##### Provided data #####
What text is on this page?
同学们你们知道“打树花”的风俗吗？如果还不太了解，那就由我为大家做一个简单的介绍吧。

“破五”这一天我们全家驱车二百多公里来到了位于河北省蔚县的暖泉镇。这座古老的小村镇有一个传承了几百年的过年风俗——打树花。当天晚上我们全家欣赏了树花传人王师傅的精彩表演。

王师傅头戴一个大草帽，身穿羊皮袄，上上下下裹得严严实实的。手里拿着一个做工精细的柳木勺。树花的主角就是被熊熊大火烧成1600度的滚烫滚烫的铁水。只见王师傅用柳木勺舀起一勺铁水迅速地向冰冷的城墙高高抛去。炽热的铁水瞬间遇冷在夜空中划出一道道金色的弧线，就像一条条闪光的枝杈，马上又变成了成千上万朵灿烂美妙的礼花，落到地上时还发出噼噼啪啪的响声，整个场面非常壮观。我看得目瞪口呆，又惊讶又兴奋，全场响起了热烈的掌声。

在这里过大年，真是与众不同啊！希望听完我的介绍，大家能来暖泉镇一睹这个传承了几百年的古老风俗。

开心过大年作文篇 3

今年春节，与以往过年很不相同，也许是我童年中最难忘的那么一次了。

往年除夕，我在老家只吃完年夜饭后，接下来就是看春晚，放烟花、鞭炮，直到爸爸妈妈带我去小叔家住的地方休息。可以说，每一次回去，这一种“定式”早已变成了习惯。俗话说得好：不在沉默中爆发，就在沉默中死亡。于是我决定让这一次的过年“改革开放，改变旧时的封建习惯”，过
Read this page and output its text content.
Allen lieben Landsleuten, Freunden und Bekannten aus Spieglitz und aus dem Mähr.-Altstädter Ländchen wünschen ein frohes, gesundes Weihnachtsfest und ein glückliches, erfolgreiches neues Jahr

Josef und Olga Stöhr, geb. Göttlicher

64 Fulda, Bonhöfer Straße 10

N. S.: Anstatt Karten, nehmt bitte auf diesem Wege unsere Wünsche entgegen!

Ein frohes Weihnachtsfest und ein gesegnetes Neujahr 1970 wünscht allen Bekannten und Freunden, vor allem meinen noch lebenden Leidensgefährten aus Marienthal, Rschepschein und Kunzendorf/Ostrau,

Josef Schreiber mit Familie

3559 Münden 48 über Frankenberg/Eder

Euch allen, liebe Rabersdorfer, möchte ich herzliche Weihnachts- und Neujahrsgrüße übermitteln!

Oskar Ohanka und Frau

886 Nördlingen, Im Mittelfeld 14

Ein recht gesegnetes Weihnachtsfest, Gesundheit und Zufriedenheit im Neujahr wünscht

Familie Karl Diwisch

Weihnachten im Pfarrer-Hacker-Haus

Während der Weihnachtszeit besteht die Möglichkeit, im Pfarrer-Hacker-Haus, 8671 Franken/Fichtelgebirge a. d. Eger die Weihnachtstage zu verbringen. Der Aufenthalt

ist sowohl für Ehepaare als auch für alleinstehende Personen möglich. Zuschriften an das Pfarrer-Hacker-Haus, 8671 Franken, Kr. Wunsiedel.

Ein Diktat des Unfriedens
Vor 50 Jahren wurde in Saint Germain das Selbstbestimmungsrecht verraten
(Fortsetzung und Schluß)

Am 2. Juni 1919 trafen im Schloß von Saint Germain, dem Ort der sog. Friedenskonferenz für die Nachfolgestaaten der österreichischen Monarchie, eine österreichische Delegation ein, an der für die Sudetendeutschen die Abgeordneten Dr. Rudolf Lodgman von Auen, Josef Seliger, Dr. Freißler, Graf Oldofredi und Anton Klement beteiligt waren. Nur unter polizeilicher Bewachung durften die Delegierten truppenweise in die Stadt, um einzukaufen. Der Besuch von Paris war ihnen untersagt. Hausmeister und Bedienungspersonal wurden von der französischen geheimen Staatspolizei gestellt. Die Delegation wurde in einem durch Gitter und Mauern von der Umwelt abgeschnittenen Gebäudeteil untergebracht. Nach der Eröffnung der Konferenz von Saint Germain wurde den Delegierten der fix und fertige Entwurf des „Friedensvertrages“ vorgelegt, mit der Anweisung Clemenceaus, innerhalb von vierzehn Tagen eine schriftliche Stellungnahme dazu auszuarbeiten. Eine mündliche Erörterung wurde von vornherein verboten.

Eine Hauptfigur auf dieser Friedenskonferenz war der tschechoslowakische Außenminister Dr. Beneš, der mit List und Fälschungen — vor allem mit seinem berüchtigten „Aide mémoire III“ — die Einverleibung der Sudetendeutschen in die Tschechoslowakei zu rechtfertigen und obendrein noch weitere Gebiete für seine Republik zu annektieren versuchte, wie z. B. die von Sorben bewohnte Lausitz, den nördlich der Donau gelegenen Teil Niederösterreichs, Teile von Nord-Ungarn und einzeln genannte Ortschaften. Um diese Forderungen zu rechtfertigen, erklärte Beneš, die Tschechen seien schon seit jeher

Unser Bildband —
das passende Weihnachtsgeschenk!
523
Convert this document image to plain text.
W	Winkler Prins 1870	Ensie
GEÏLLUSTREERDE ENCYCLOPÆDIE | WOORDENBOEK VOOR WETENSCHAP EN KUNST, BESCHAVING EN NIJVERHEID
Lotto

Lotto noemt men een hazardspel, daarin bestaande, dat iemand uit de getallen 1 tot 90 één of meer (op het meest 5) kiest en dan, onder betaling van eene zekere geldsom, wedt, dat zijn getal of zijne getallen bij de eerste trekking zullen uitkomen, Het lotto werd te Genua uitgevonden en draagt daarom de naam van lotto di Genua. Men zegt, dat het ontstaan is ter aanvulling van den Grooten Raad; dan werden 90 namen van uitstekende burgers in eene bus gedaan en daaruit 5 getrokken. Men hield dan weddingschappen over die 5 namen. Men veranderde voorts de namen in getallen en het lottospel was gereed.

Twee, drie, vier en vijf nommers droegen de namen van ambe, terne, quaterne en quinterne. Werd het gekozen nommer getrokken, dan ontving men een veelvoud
#####
→ **Exercise prompt**
Say, as a number only, how many lines of the data contain "Pfarrer".

→ **Result of the exercise**
3